------ LISTING

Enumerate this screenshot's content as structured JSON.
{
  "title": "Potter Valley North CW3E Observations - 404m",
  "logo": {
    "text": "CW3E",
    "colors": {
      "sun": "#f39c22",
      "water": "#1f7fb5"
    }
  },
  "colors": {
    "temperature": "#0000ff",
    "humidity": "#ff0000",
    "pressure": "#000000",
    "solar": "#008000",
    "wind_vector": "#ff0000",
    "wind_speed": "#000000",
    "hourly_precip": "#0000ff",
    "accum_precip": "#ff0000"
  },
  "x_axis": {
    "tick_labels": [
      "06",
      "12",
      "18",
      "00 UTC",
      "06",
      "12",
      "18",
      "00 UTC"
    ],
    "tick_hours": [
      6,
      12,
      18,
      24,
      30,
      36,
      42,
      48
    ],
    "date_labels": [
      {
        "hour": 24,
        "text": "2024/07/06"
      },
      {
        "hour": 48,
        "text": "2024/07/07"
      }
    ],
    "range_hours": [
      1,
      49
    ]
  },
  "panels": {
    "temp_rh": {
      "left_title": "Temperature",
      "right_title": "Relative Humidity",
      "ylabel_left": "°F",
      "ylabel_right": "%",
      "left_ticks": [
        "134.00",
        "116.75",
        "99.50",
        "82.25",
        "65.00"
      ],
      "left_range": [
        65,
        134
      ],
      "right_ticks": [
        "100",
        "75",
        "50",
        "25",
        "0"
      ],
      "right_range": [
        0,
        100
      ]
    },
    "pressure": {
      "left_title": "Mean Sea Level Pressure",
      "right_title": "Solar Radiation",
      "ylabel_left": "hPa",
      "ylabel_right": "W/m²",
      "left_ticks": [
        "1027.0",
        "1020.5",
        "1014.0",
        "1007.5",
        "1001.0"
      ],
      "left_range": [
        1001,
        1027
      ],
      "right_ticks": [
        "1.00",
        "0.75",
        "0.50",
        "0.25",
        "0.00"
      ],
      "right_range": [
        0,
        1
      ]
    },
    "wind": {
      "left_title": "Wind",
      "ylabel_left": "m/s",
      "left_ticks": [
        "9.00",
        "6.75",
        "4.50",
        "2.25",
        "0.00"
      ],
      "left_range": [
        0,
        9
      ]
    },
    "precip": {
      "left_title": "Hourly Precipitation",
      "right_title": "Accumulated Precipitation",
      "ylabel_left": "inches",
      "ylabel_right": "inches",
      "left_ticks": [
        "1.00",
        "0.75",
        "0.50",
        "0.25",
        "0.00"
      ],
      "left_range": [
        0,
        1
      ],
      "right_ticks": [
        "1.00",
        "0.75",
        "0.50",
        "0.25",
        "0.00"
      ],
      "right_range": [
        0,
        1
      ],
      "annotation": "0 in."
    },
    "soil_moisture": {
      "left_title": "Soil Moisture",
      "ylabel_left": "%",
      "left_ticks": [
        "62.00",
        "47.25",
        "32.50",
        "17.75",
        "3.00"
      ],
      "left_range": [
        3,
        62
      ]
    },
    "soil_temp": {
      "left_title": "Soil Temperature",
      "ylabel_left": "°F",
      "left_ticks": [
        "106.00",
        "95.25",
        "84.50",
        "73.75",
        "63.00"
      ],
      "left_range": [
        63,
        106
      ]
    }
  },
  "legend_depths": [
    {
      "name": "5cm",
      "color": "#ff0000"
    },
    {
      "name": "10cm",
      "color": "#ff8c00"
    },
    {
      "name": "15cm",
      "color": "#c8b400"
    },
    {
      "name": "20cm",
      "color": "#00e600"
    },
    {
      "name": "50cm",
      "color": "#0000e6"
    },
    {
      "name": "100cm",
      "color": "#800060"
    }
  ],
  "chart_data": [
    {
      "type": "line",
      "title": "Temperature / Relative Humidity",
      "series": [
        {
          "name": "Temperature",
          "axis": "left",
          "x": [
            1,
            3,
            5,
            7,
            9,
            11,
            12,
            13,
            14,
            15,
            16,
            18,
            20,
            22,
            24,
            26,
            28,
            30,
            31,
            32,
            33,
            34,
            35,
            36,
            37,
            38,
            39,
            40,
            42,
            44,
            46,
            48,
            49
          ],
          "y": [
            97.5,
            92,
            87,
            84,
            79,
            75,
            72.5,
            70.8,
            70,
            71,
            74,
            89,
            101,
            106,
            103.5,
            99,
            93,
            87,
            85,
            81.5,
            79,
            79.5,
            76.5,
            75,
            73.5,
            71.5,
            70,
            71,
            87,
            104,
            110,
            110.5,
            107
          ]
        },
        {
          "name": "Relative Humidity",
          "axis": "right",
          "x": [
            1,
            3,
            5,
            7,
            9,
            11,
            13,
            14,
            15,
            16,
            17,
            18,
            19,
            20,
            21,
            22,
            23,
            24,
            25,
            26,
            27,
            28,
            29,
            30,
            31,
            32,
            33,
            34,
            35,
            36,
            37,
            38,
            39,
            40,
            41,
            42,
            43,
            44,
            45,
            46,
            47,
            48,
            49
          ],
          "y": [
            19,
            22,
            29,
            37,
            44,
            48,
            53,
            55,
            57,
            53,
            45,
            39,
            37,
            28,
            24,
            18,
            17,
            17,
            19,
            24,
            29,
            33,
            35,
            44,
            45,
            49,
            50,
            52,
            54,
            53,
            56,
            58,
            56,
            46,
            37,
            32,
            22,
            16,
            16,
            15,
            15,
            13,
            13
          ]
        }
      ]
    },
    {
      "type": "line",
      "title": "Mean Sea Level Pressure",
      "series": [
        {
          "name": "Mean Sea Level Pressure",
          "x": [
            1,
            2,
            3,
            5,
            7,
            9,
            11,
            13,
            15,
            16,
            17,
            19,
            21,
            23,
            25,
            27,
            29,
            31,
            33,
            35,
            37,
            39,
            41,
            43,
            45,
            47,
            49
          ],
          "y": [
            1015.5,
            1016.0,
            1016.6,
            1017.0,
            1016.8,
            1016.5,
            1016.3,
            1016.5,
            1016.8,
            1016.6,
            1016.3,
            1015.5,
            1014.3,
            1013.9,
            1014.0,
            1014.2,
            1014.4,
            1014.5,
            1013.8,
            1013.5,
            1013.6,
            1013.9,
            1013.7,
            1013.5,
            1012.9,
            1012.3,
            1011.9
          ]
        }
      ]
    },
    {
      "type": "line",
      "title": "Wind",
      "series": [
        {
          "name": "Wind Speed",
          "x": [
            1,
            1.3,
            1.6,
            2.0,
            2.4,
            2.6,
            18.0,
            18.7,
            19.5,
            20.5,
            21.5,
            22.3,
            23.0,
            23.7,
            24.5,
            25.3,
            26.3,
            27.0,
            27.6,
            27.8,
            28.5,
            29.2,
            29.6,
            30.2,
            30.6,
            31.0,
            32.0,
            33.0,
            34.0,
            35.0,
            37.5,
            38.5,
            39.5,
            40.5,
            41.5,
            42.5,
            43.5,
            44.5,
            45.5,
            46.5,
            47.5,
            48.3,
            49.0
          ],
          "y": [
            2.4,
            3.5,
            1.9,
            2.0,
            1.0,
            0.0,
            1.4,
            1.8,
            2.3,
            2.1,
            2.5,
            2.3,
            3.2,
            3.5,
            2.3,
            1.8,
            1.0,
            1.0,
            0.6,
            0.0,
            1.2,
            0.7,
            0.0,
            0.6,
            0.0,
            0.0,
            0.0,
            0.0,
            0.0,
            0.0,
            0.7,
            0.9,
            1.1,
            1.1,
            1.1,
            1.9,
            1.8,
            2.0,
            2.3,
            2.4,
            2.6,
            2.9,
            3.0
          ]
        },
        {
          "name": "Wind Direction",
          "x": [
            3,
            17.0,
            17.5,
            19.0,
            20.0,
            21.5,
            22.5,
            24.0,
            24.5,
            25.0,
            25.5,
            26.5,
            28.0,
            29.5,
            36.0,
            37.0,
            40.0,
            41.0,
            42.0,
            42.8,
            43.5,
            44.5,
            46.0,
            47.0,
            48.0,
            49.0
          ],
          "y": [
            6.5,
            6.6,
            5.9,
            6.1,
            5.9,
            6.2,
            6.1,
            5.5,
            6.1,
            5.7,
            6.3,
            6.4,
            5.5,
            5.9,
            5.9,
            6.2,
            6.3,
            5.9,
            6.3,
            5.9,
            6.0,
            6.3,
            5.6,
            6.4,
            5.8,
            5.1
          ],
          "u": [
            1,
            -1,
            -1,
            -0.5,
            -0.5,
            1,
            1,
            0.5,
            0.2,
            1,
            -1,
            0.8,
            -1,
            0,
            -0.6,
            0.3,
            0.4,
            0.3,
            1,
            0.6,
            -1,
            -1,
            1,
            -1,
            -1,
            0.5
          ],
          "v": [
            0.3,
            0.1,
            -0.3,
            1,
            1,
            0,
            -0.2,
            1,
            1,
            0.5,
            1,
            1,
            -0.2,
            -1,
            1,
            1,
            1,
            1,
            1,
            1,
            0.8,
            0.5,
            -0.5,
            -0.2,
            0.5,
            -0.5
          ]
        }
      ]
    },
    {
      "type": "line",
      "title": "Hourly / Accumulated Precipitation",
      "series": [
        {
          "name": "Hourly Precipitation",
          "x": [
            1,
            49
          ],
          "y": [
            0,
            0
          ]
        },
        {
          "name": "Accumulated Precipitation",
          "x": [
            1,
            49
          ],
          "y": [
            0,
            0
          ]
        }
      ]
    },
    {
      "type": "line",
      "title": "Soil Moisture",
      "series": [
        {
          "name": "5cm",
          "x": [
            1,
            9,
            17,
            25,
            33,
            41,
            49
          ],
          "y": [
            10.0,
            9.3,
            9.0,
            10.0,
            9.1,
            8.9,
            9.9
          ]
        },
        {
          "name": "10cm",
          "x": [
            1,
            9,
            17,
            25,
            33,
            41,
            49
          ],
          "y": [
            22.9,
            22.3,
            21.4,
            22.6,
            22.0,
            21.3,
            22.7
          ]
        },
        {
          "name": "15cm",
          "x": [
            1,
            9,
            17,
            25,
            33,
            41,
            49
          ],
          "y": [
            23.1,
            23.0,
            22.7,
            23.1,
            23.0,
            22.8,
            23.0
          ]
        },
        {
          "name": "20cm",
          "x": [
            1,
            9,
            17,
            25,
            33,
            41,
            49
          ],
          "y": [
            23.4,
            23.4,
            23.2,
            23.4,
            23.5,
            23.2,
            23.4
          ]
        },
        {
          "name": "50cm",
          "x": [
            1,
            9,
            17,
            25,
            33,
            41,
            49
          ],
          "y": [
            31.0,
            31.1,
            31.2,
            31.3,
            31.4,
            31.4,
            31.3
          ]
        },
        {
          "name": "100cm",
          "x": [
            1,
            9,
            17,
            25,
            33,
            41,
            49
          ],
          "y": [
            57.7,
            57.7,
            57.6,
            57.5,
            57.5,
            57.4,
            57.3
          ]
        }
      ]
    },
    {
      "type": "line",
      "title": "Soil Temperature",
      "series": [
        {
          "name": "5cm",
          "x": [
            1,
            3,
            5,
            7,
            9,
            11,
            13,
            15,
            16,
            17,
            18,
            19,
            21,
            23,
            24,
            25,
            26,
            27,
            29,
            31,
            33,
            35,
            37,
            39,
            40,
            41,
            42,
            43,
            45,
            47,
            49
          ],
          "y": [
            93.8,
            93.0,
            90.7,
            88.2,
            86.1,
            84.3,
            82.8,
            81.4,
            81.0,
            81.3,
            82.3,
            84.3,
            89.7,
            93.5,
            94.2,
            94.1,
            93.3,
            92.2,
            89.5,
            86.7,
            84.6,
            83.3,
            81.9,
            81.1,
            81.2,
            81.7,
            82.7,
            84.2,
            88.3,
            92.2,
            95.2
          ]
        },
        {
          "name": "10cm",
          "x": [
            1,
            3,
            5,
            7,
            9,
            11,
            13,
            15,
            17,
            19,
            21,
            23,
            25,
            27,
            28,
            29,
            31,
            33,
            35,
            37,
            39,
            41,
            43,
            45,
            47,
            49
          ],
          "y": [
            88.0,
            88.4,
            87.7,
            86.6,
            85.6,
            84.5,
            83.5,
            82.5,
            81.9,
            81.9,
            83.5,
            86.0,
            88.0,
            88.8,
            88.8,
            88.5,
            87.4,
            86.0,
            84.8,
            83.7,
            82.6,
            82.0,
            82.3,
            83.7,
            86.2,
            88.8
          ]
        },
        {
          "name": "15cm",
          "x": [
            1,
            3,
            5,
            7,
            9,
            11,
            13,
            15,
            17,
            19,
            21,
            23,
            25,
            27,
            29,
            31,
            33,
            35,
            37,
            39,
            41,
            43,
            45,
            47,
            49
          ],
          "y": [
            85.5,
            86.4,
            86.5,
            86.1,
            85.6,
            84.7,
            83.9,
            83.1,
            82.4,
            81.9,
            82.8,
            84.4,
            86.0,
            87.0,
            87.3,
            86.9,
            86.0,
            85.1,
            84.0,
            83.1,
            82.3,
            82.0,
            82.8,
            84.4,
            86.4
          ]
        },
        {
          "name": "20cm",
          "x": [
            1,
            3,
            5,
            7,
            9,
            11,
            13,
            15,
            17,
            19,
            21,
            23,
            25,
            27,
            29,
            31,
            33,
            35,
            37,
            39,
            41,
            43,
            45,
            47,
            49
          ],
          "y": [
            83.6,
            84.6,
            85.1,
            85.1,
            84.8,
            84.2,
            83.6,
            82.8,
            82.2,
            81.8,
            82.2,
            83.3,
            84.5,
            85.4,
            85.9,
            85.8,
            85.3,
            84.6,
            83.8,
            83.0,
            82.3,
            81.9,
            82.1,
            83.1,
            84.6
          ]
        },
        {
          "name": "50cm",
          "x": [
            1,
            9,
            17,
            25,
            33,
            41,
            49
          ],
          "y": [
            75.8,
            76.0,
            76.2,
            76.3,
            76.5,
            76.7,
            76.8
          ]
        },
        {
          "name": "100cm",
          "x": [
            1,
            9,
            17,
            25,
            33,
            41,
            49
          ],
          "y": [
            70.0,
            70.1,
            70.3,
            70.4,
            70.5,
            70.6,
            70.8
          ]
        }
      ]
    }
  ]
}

------------

| WHAT TO WORK ON |
Which lines of the data above contain "Relative"? Copy each one.

| TASK RESPONSE |
      "right_title": "Relative Humidity",
      "title": "Temperature / Relative Humidity",
          "name": "Relative Humidity",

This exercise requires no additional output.